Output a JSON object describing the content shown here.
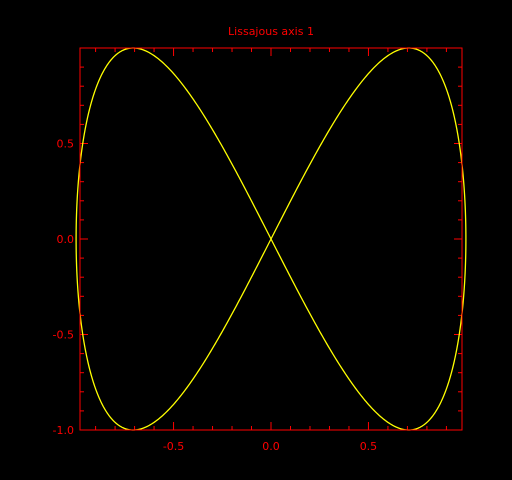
{
  "chart_data": {
    "type": "line",
    "title": "Lissajous axis 1",
    "xlabel": "",
    "ylabel": "",
    "xlim": [
      -0.98,
      0.98
    ],
    "ylim": [
      -1.0,
      1.0
    ],
    "x_ticks": [
      -0.5,
      0.0,
      0.5
    ],
    "x_tick_labels": [
      "-0.5",
      "0.0",
      "0.5"
    ],
    "y_ticks": [
      -1.0,
      -0.5,
      0.0,
      0.5
    ],
    "y_tick_labels": [
      "-1.0",
      "-0.5",
      "0.0",
      "0.5"
    ],
    "grid": false,
    "series": [
      {
        "curve": "lissajous",
        "x_function": "sin(t)",
        "y_function": "sin(2t)",
        "t_range": [
          0,
          6.2832
        ],
        "color": "#ffff00"
      }
    ]
  },
  "colors": {
    "background": "#000000",
    "axes": "#ff0000",
    "text": "#ff0000",
    "curve": "#ffff00"
  }
}
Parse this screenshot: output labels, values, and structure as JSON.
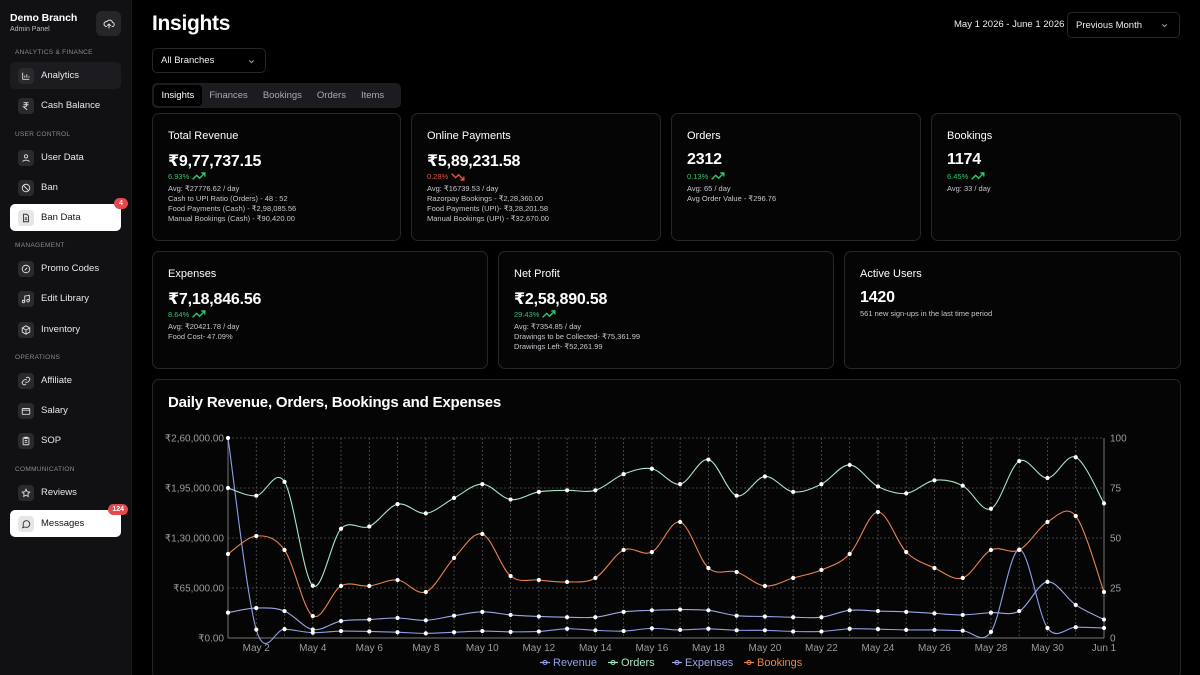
{
  "sidebar": {
    "brand_name": "Demo Branch",
    "brand_sub": "Admin Panel",
    "sections": {
      "analytics": "ANALYTICS & FINANCE",
      "user": "USER CONTROL",
      "management": "MANAGEMENT",
      "operations": "OPERATIONS",
      "communication": "COMMUNICATION"
    },
    "items": {
      "analytics": "Analytics",
      "cash_balance": "Cash Balance",
      "user_data": "User Data",
      "ban": "Ban",
      "ban_data": "Ban Data",
      "ban_data_badge": "4",
      "promo_codes": "Promo Codes",
      "edit_library": "Edit Library",
      "inventory": "Inventory",
      "affiliate": "Affiliate",
      "salary": "Salary",
      "sop": "SOP",
      "reviews": "Reviews",
      "messages": "Messages",
      "messages_badge": "124"
    }
  },
  "header": {
    "title": "Insights",
    "date_range": "May 1 2026 - June 1 2026",
    "period": "Previous Month",
    "branch": "All Branches"
  },
  "tabs": [
    "Insights",
    "Finances",
    "Bookings",
    "Orders",
    "Items"
  ],
  "cards": {
    "revenue": {
      "title": "Total Revenue",
      "value": "₹9,77,737.15",
      "change": "6.93%",
      "details": [
        "Avg: ₹27776.62 / day",
        "Cash to UPI Ratio (Orders) - 48 : 52",
        "Food Payments (Cash) - ₹2,98,085.56",
        "Manual Bookings (Cash) - ₹90,420.00"
      ]
    },
    "online": {
      "title": "Online Payments",
      "value": "₹5,89,231.58",
      "change": "0.28%",
      "details": [
        "Avg: ₹16739.53 / day",
        "Razorpay Bookings - ₹2,28,360.00",
        "Food Payments (UPI)- ₹3,28,201.58",
        "Manual Bookings (UPI) - ₹32,670.00"
      ]
    },
    "orders": {
      "title": "Orders",
      "value": "2312",
      "change": "0.13%",
      "details": [
        "Avg: 65 / day",
        "Avg Order Value - ₹296.76"
      ]
    },
    "bookings": {
      "title": "Bookings",
      "value": "1174",
      "change": "6.45%",
      "details": [
        "Avg: 33 / day"
      ]
    },
    "expenses": {
      "title": "Expenses",
      "value": "₹7,18,846.56",
      "change": "8.64%",
      "details": [
        "Avg: ₹20421.78 / day",
        "Food Cost- 47.09%"
      ]
    },
    "profit": {
      "title": "Net Profit",
      "value": "₹2,58,890.58",
      "change": "29.43%",
      "details": [
        "Avg: ₹7354.85 / day",
        "Drawings to be Collected- ₹75,361.99",
        "Drawings Left- ₹52,261.99"
      ]
    },
    "users": {
      "title": "Active Users",
      "value": "1420",
      "details": [
        "561 new sign-ups in the last time period"
      ]
    }
  },
  "chart_data": {
    "type": "line",
    "title": "Daily Revenue, Orders, Bookings and Expenses",
    "x_tick_labels": [
      "May 2",
      "May 4",
      "May 6",
      "May 8",
      "May 10",
      "May 12",
      "May 14",
      "May 16",
      "May 18",
      "May 20",
      "May 22",
      "May 24",
      "May 26",
      "May 28",
      "May 30",
      "Jun 1"
    ],
    "y_left_ticks": [
      "₹0.00",
      "₹65,000.00",
      "₹1,30,000.00",
      "₹1,95,000.00",
      "₹2,60,000.00"
    ],
    "y_left_range": [
      0,
      260000
    ],
    "y_right_ticks": [
      "0",
      "25",
      "50",
      "75",
      "100"
    ],
    "y_right_range": [
      0,
      100
    ],
    "grid": true,
    "legend_position": "bottom",
    "x": [
      "May 1",
      "May 2",
      "May 3",
      "May 4",
      "May 5",
      "May 6",
      "May 7",
      "May 8",
      "May 9",
      "May 10",
      "May 11",
      "May 12",
      "May 13",
      "May 14",
      "May 15",
      "May 16",
      "May 17",
      "May 18",
      "May 19",
      "May 20",
      "May 21",
      "May 22",
      "May 23",
      "May 24",
      "May 25",
      "May 26",
      "May 27",
      "May 28",
      "May 29",
      "May 30",
      "May 31",
      "Jun 1"
    ],
    "series": [
      {
        "name": "Revenue",
        "axis": "left",
        "color": "#8ea0e8",
        "values": [
          260000,
          11000,
          11500,
          7000,
          9000,
          8500,
          7500,
          6000,
          7500,
          9000,
          8000,
          8500,
          12000,
          10000,
          9000,
          12500,
          10500,
          12000,
          10000,
          10000,
          8500,
          8500,
          12000,
          11500,
          10500,
          10500,
          9500,
          8000,
          115000,
          13000,
          14000,
          13000
        ]
      },
      {
        "name": "Orders",
        "axis": "left",
        "color": "#a8e6c0",
        "values": [
          195000,
          185000,
          203000,
          68000,
          142000,
          145000,
          174000,
          162000,
          182000,
          200000,
          180000,
          190000,
          192000,
          192000,
          213000,
          220000,
          200000,
          232000,
          185000,
          210000,
          190000,
          200000,
          225000,
          197000,
          188000,
          205000,
          198000,
          168000,
          230000,
          208000,
          235000,
          175000
        ]
      },
      {
        "name": "Expenses",
        "axis": "left",
        "color": "#9aa8e8",
        "values": [
          33000,
          39000,
          35000,
          11000,
          22000,
          24000,
          26000,
          23000,
          29000,
          34000,
          30000,
          28000,
          27000,
          27000,
          34000,
          36000,
          37000,
          36000,
          29000,
          28000,
          27000,
          27000,
          36000,
          35000,
          34000,
          32000,
          30000,
          33000,
          35000,
          73000,
          43000,
          24000
        ]
      },
      {
        "name": "Bookings",
        "axis": "right",
        "color": "#e8834a",
        "values": [
          42,
          51,
          44,
          11,
          26,
          26,
          29,
          23,
          40,
          52,
          31,
          29,
          28,
          30,
          44,
          43,
          58,
          35,
          33,
          26,
          30,
          34,
          42,
          63,
          43,
          35,
          30,
          44,
          44,
          58,
          61,
          23
        ]
      }
    ]
  }
}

——

## [Exercise directions]
Leave the images out and output the remaining material exactly as it stands.

## [Result]
Output a JSON object describing the content shown here.
{
  "chart_data": {
    "type": "line",
    "title": "Lissajous axis 1",
    "xlabel": "",
    "ylabel": "",
    "xlim": [
      -0.98,
      0.98
    ],
    "ylim": [
      -1.0,
      1.0
    ],
    "x_ticks": [
      -0.5,
      0.0,
      0.5
    ],
    "x_tick_labels": [
      "-0.5",
      "0.0",
      "0.5"
    ],
    "y_ticks": [
      -1.0,
      -0.5,
      0.0,
      0.5
    ],
    "y_tick_labels": [
      "-1.0",
      "-0.5",
      "0.0",
      "0.5"
    ],
    "grid": false,
    "series": [
      {
        "curve": "lissajous",
        "x_function": "sin(t)",
        "y_function": "sin(2t)",
        "t_range": [
          0,
          6.2832
        ],
        "color": "#ffff00"
      }
    ]
  },
  "colors": {
    "background": "#000000",
    "axes": "#ff0000",
    "text": "#ff0000",
    "curve": "#ffff00"
  }
}
Parse this screenshot: output labels, values, and structure as JSON.
{
  "sidebar": {
    "brand_name": "Demo Branch",
    "brand_sub": "Admin Panel",
    "sections": {
      "analytics": "ANALYTICS & FINANCE",
      "user": "USER CONTROL",
      "management": "MANAGEMENT",
      "operations": "OPERATIONS",
      "communication": "COMMUNICATION"
    },
    "items": {
      "analytics": "Analytics",
      "cash_balance": "Cash Balance",
      "user_data": "User Data",
      "ban": "Ban",
      "ban_data": "Ban Data",
      "ban_data_badge": "4",
      "promo_codes": "Promo Codes",
      "edit_library": "Edit Library",
      "inventory": "Inventory",
      "affiliate": "Affiliate",
      "salary": "Salary",
      "sop": "SOP",
      "reviews": "Reviews",
      "messages": "Messages",
      "messages_badge": "124"
    }
  },
  "header": {
    "title": "Insights",
    "date_range": "May 1 2026 - June 1 2026",
    "period": "Previous Month",
    "branch": "All Branches"
  },
  "tabs": [
    "Insights",
    "Finances",
    "Bookings",
    "Orders",
    "Items"
  ],
  "cards": {
    "revenue": {
      "title": "Total Revenue",
      "value": "₹9,77,737.15",
      "change": "6.93%",
      "details": [
        "Avg: ₹27776.62 / day",
        "Cash to UPI Ratio (Orders) - 48 : 52",
        "Food Payments (Cash) - ₹2,98,085.56",
        "Manual Bookings (Cash) - ₹90,420.00"
      ]
    },
    "online": {
      "title": "Online Payments",
      "value": "₹5,89,231.58",
      "change": "0.28%",
      "details": [
        "Avg: ₹16739.53 / day",
        "Razorpay Bookings - ₹2,28,360.00",
        "Food Payments (UPI)- ₹3,28,201.58",
        "Manual Bookings (UPI) - ₹32,670.00"
      ]
    },
    "orders": {
      "title": "Orders",
      "value": "2312",
      "change": "0.13%",
      "details": [
        "Avg: 65 / day",
        "Avg Order Value - ₹296.76"
      ]
    },
    "bookings": {
      "title": "Bookings",
      "value": "1174",
      "change": "6.45%",
      "details": [
        "Avg: 33 / day"
      ]
    },
    "expenses": {
      "title": "Expenses",
      "value": "₹7,18,846.56",
      "change": "8.64%",
      "details": [
        "Avg: ₹20421.78 / day",
        "Food Cost- 47.09%"
      ]
    },
    "profit": {
      "title": "Net Profit",
      "value": "₹2,58,890.58",
      "change": "29.43%",
      "details": [
        "Avg: ₹7354.85 / day",
        "Drawings to be Collected- ₹75,361.99",
        "Drawings Left- ₹52,261.99"
      ]
    },
    "users": {
      "title": "Active Users",
      "value": "1420",
      "details": [
        "561 new sign-ups in the last time period"
      ]
    }
  },
  "chart_data": {
    "type": "line",
    "title": "Daily Revenue, Orders, Bookings and Expenses",
    "x_tick_labels": [
      "May 2",
      "May 4",
      "May 6",
      "May 8",
      "May 10",
      "May 12",
      "May 14",
      "May 16",
      "May 18",
      "May 20",
      "May 22",
      "May 24",
      "May 26",
      "May 28",
      "May 30",
      "Jun 1"
    ],
    "y_left_ticks": [
      "₹0.00",
      "₹65,000.00",
      "₹1,30,000.00",
      "₹1,95,000.00",
      "₹2,60,000.00"
    ],
    "y_left_range": [
      0,
      260000
    ],
    "y_right_ticks": [
      "0",
      "25",
      "50",
      "75",
      "100"
    ],
    "y_right_range": [
      0,
      100
    ],
    "grid": true,
    "legend_position": "bottom",
    "x": [
      "May 1",
      "May 2",
      "May 3",
      "May 4",
      "May 5",
      "May 6",
      "May 7",
      "May 8",
      "May 9",
      "May 10",
      "May 11",
      "May 12",
      "May 13",
      "May 14",
      "May 15",
      "May 16",
      "May 17",
      "May 18",
      "May 19",
      "May 20",
      "May 21",
      "May 22",
      "May 23",
      "May 24",
      "May 25",
      "May 26",
      "May 27",
      "May 28",
      "May 29",
      "May 30",
      "May 31",
      "Jun 1"
    ],
    "series": [
      {
        "name": "Revenue",
        "axis": "left",
        "color": "#8ea0e8",
        "values": [
          260000,
          11000,
          11500,
          7000,
          9000,
          8500,
          7500,
          6000,
          7500,
          9000,
          8000,
          8500,
          12000,
          10000,
          9000,
          12500,
          10500,
          12000,
          10000,
          10000,
          8500,
          8500,
          12000,
          11500,
          10500,
          10500,
          9500,
          8000,
          115000,
          13000,
          14000,
          13000
        ]
      },
      {
        "name": "Orders",
        "axis": "left",
        "color": "#a8e6c0",
        "values": [
          195000,
          185000,
          203000,
          68000,
          142000,
          145000,
          174000,
          162000,
          182000,
          200000,
          180000,
          190000,
          192000,
          192000,
          213000,
          220000,
          200000,
          232000,
          185000,
          210000,
          190000,
          200000,
          225000,
          197000,
          188000,
          205000,
          198000,
          168000,
          230000,
          208000,
          235000,
          175000
        ]
      },
      {
        "name": "Expenses",
        "axis": "left",
        "color": "#9aa8e8",
        "values": [
          33000,
          39000,
          35000,
          11000,
          22000,
          24000,
          26000,
          23000,
          29000,
          34000,
          30000,
          28000,
          27000,
          27000,
          34000,
          36000,
          37000,
          36000,
          29000,
          28000,
          27000,
          27000,
          36000,
          35000,
          34000,
          32000,
          30000,
          33000,
          35000,
          73000,
          43000,
          24000
        ]
      },
      {
        "name": "Bookings",
        "axis": "right",
        "color": "#e8834a",
        "values": [
          42,
          51,
          44,
          11,
          26,
          26,
          29,
          23,
          40,
          52,
          31,
          29,
          28,
          30,
          44,
          43,
          58,
          35,
          33,
          26,
          30,
          34,
          42,
          63,
          43,
          35,
          30,
          44,
          44,
          58,
          61,
          23
        ]
      }
    ]
  }
}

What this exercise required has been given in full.